[Start RECORD LIST]

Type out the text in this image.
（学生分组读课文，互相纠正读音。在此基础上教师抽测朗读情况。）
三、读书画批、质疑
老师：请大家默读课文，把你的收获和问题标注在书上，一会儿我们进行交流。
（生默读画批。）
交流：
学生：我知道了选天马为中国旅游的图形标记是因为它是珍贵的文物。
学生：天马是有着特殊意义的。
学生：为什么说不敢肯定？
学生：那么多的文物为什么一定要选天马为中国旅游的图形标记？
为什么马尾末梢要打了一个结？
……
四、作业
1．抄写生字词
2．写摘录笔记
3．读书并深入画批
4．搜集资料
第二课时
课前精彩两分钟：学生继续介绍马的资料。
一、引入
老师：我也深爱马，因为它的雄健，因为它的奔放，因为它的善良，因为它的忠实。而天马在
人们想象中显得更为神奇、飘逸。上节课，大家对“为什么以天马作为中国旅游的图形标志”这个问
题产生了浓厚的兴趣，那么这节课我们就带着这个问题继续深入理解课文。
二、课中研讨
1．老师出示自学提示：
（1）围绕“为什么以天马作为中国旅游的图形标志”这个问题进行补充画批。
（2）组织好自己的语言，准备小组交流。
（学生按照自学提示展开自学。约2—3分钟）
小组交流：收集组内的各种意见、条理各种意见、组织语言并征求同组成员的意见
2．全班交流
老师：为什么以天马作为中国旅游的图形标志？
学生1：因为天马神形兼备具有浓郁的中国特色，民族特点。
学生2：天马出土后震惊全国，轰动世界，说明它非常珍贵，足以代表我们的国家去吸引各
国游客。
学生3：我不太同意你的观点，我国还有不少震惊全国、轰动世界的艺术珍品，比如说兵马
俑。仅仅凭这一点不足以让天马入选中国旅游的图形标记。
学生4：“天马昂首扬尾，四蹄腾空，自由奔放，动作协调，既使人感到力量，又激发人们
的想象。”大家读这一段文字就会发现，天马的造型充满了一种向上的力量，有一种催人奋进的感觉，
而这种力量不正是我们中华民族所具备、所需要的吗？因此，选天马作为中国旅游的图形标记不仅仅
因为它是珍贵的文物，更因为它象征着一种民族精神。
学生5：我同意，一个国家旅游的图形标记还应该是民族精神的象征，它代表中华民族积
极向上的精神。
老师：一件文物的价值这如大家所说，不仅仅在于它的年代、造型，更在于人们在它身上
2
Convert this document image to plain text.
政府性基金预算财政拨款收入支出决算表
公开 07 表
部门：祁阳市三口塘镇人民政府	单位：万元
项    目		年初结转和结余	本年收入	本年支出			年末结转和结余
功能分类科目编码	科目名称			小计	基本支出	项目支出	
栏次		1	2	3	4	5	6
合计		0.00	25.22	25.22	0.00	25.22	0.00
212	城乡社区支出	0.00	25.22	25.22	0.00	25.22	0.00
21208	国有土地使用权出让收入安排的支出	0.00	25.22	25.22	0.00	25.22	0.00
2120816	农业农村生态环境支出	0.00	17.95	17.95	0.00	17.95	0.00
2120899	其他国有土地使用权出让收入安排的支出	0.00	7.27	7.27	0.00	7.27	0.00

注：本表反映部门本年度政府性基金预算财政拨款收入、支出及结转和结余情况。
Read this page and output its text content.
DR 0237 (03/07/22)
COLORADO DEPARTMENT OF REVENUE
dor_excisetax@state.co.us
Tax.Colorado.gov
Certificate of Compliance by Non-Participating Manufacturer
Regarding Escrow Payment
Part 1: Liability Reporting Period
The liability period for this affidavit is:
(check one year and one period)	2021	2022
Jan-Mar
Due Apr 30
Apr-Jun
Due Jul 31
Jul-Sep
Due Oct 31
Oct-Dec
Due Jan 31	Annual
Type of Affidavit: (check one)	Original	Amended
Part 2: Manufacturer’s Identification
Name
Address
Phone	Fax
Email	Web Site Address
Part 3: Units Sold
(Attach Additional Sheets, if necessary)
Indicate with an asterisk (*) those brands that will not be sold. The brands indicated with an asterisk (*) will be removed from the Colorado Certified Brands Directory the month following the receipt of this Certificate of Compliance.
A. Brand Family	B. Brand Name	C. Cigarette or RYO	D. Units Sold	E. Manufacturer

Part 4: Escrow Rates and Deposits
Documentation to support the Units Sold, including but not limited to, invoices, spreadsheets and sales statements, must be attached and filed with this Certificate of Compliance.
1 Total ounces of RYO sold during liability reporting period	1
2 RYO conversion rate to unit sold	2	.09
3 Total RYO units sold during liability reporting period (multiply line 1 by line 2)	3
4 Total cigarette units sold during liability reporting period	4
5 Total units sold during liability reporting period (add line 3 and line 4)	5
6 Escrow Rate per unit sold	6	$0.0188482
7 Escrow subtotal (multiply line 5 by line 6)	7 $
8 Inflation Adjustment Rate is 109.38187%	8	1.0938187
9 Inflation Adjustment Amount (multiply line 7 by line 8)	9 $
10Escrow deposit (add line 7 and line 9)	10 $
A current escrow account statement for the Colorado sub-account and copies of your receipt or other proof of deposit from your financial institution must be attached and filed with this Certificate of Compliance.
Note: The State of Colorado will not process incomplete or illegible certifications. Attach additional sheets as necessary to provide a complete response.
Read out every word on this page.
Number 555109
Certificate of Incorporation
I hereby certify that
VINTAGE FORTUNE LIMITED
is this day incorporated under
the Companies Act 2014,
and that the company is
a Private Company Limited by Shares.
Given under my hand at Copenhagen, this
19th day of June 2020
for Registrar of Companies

[End RECORD LIST]

→ THE PROBLEM: Exactly and exclusively, repeat the lines from the line that contains "Read out every word on this page." through the end of the records, both ends included.

→ WORKED ANSWER:
Read out every word on this page.
Number 555109
Certificate of Incorporation
I hereby certify that
VINTAGE FORTUNE LIMITED
is this day incorporated under
the Companies Act 2014,
and that the company is
a Private Company Limited by Shares.
Given under my hand at Copenhagen, this
19th day of June 2020
for Registrar of Companies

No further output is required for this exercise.